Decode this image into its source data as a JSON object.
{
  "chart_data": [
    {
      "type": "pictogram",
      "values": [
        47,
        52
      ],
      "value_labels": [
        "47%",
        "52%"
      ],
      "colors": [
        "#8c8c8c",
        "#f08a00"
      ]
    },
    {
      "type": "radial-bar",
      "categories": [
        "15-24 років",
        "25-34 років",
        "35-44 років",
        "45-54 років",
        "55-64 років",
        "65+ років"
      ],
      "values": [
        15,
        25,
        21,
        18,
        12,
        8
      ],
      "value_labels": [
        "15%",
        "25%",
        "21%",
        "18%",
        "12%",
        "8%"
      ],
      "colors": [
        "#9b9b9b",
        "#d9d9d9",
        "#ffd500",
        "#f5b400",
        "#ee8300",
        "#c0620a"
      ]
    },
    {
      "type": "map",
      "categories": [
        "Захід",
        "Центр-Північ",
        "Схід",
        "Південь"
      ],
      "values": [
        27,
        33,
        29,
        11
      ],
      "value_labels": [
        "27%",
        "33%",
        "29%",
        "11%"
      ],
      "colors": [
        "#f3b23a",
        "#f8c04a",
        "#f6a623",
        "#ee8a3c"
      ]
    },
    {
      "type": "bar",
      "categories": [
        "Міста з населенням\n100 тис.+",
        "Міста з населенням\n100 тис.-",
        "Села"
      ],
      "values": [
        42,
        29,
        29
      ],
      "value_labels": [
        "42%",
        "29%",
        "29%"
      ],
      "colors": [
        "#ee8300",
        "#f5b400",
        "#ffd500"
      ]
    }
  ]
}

....................

EXERCISE DESCRIPTION: Go through the listing and copy all of it exactly.

OUTPUT FOR THIS TASK:
Decode this image into its source data as a JSON object.
{
  "chart_data": [
    {
      "type": "pictogram",
      "values": [
        47,
        52
      ],
      "value_labels": [
        "47%",
        "52%"
      ],
      "colors": [
        "#8c8c8c",
        "#f08a00"
      ]
    },
    {
      "type": "radial-bar",
      "categories": [
        "15-24 років",
        "25-34 років",
        "35-44 років",
        "45-54 років",
        "55-64 років",
        "65+ років"
      ],
      "values": [
        15,
        25,
        21,
        18,
        12,
        8
      ],
      "value_labels": [
        "15%",
        "25%",
        "21%",
        "18%",
        "12%",
        "8%"
      ],
      "colors": [
        "#9b9b9b",
        "#d9d9d9",
        "#ffd500",
        "#f5b400",
        "#ee8300",
        "#c0620a"
      ]
    },
    {
      "type": "map",
      "categories": [
        "Захід",
        "Центр-Північ",
        "Схід",
        "Південь"
      ],
      "values": [
        27,
        33,
        29,
        11
      ],
      "value_labels": [
        "27%",
        "33%",
        "29%",
        "11%"
      ],
      "colors": [
        "#f3b23a",
        "#f8c04a",
        "#f6a623",
        "#ee8a3c"
      ]
    },
    {
      "type": "bar",
      "categories": [
        "Міста з населенням\n100 тис.+",
        "Міста з населенням\n100 тис.-",
        "Села"
      ],
      "values": [
        42,
        29,
        29
      ],
      "value_labels": [
        "42%",
        "29%",
        "29%"
      ],
      "colors": [
        "#ee8300",
        "#f5b400",
        "#ffd500"
      ]
    }
  ]
}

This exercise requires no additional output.